═══ DATA SUPPLIED

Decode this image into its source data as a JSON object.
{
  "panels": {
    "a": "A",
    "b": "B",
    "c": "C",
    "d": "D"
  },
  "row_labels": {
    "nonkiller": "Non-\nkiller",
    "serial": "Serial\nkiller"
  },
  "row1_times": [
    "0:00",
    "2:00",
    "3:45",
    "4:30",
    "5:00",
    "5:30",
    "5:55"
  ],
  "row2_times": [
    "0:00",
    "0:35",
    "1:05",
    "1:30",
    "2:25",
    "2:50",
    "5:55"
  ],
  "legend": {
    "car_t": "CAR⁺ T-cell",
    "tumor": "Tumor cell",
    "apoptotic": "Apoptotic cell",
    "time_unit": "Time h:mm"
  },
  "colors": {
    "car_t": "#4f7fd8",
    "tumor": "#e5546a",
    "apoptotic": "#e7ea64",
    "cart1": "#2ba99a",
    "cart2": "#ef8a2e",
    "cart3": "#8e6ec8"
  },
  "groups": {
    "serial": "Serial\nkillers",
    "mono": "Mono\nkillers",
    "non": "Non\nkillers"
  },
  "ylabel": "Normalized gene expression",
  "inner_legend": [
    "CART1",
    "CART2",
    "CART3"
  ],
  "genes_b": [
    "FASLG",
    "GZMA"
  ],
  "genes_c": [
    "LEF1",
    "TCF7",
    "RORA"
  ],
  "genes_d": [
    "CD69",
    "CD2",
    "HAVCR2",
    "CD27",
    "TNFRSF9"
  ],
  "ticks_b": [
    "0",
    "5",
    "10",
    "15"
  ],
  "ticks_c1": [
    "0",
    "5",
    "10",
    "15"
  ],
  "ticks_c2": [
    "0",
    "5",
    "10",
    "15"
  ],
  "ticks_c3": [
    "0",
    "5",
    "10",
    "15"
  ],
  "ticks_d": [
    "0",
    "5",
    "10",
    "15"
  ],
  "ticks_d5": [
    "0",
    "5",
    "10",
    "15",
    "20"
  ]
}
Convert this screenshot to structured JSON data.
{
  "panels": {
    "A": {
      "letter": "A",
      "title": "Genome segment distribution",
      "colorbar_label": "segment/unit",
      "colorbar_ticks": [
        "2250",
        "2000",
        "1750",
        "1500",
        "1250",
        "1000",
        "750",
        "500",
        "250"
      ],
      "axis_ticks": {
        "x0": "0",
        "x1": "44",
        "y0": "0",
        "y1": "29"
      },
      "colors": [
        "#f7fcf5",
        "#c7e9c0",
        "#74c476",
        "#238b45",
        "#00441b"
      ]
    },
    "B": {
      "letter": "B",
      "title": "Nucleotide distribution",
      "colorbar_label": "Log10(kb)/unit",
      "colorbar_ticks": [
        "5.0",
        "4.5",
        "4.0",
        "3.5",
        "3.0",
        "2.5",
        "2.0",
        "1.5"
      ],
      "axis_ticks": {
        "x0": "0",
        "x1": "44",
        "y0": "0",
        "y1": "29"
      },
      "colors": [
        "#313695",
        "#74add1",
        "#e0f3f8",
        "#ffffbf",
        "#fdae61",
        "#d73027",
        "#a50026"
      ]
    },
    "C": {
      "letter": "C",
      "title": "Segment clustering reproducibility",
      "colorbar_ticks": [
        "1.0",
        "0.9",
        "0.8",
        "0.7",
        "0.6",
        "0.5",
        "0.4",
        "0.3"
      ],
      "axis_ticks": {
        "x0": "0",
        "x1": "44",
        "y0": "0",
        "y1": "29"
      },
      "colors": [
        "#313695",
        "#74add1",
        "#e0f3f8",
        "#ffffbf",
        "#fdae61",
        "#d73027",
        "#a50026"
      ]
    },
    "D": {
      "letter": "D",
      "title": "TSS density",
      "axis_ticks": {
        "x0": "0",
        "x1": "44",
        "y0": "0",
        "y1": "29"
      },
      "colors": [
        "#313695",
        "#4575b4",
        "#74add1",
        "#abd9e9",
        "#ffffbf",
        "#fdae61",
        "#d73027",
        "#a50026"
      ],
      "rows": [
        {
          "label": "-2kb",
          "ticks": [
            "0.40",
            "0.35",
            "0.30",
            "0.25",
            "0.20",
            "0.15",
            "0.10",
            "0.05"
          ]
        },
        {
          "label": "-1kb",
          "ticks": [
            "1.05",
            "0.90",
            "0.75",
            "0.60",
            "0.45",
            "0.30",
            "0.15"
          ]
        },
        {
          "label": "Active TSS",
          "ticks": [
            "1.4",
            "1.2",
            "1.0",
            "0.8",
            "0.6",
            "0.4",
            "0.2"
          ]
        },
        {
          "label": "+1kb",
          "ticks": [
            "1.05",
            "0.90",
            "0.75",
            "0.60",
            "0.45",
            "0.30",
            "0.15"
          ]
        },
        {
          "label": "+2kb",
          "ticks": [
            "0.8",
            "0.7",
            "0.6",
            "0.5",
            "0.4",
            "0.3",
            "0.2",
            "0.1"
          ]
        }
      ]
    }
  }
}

══════

The reply must repeat all of the records precisely.

**SOLUTION**
Decode this image into its source data as a JSON object.
{
  "panels": {
    "a": "A",
    "b": "B",
    "c": "C",
    "d": "D"
  },
  "row_labels": {
    "nonkiller": "Non-\nkiller",
    "serial": "Serial\nkiller"
  },
  "row1_times": [
    "0:00",
    "2:00",
    "3:45",
    "4:30",
    "5:00",
    "5:30",
    "5:55"
  ],
  "row2_times": [
    "0:00",
    "0:35",
    "1:05",
    "1:30",
    "2:25",
    "2:50",
    "5:55"
  ],
  "legend": {
    "car_t": "CAR⁺ T-cell",
    "tumor": "Tumor cell",
    "apoptotic": "Apoptotic cell",
    "time_unit": "Time h:mm"
  },
  "colors": {
    "car_t": "#4f7fd8",
    "tumor": "#e5546a",
    "apoptotic": "#e7ea64",
    "cart1": "#2ba99a",
    "cart2": "#ef8a2e",
    "cart3": "#8e6ec8"
  },
  "groups": {
    "serial": "Serial\nkillers",
    "mono": "Mono\nkillers",
    "non": "Non\nkillers"
  },
  "ylabel": "Normalized gene expression",
  "inner_legend": [
    "CART1",
    "CART2",
    "CART3"
  ],
  "genes_b": [
    "FASLG",
    "GZMA"
  ],
  "genes_c": [
    "LEF1",
    "TCF7",
    "RORA"
  ],
  "genes_d": [
    "CD69",
    "CD2",
    "HAVCR2",
    "CD27",
    "TNFRSF9"
  ],
  "ticks_b": [
    "0",
    "5",
    "10",
    "15"
  ],
  "ticks_c1": [
    "0",
    "5",
    "10",
    "15"
  ],
  "ticks_c2": [
    "0",
    "5",
    "10",
    "15"
  ],
  "ticks_c3": [
    "0",
    "5",
    "10",
    "15"
  ],
  "ticks_d": [
    "0",
    "5",
    "10",
    "15"
  ],
  "ticks_d5": [
    "0",
    "5",
    "10",
    "15",
    "20"
  ]
}
Convert this screenshot to structured JSON data.
{
  "panels": {
    "A": {
      "letter": "A",
      "title": "Genome segment distribution",
      "colorbar_label": "segment/unit",
      "colorbar_ticks": [
        "2250",
        "2000",
        "1750",
        "1500",
        "1250",
        "1000",
        "750",
        "500",
        "250"
      ],
      "axis_ticks": {
        "x0": "0",
        "x1": "44",
        "y0": "0",
        "y1": "29"
      },
      "colors": [
        "#f7fcf5",
        "#c7e9c0",
        "#74c476",
        "#238b45",
        "#00441b"
      ]
    },
    "B": {
      "letter": "B",
      "title": "Nucleotide distribution",
      "colorbar_label": "Log10(kb)/unit",
      "colorbar_ticks": [
        "5.0",
        "4.5",
        "4.0",
        "3.5",
        "3.0",
        "2.5",
        "2.0",
        "1.5"
      ],
      "axis_ticks": {
        "x0": "0",
        "x1": "44",
        "y0": "0",
        "y1": "29"
      },
      "colors": [
        "#313695",
        "#74add1",
        "#e0f3f8",
        "#ffffbf",
        "#fdae61",
        "#d73027",
        "#a50026"
      ]
    },
    "C": {
      "letter": "C",
      "title": "Segment clustering reproducibility",
      "colorbar_ticks": [
        "1.0",
        "0.9",
        "0.8",
        "0.7",
        "0.6",
        "0.5",
        "0.4",
        "0.3"
      ],
      "axis_ticks": {
        "x0": "0",
        "x1": "44",
        "y0": "0",
        "y1": "29"
      },
      "colors": [
        "#313695",
        "#74add1",
        "#e0f3f8",
        "#ffffbf",
        "#fdae61",
        "#d73027",
        "#a50026"
      ]
    },
    "D": {
      "letter": "D",
      "title": "TSS density",
      "axis_ticks": {
        "x0": "0",
        "x1": "44",
        "y0": "0",
        "y1": "29"
      },
      "colors": [
        "#313695",
        "#4575b4",
        "#74add1",
        "#abd9e9",
        "#ffffbf",
        "#fdae61",
        "#d73027",
        "#a50026"
      ],
      "rows": [
        {
          "label": "-2kb",
          "ticks": [
            "0.40",
            "0.35",
            "0.30",
            "0.25",
            "0.20",
            "0.15",
            "0.10",
            "0.05"
          ]
        },
        {
          "label": "-1kb",
          "ticks": [
            "1.05",
            "0.90",
            "0.75",
            "0.60",
            "0.45",
            "0.30",
            "0.15"
          ]
        },
        {
          "label": "Active TSS",
          "ticks": [
            "1.4",
            "1.2",
            "1.0",
            "0.8",
            "0.6",
            "0.4",
            "0.2"
          ]
        },
        {
          "label": "+1kb",
          "ticks": [
            "1.05",
            "0.90",
            "0.75",
            "0.60",
            "0.45",
            "0.30",
            "0.15"
          ]
        },
        {
          "label": "+2kb",
          "ticks": [
            "0.8",
            "0.7",
            "0.6",
            "0.5",
            "0.4",
            "0.3",
            "0.2",
            "0.1"
          ]
        }
      ]
    }
  }
}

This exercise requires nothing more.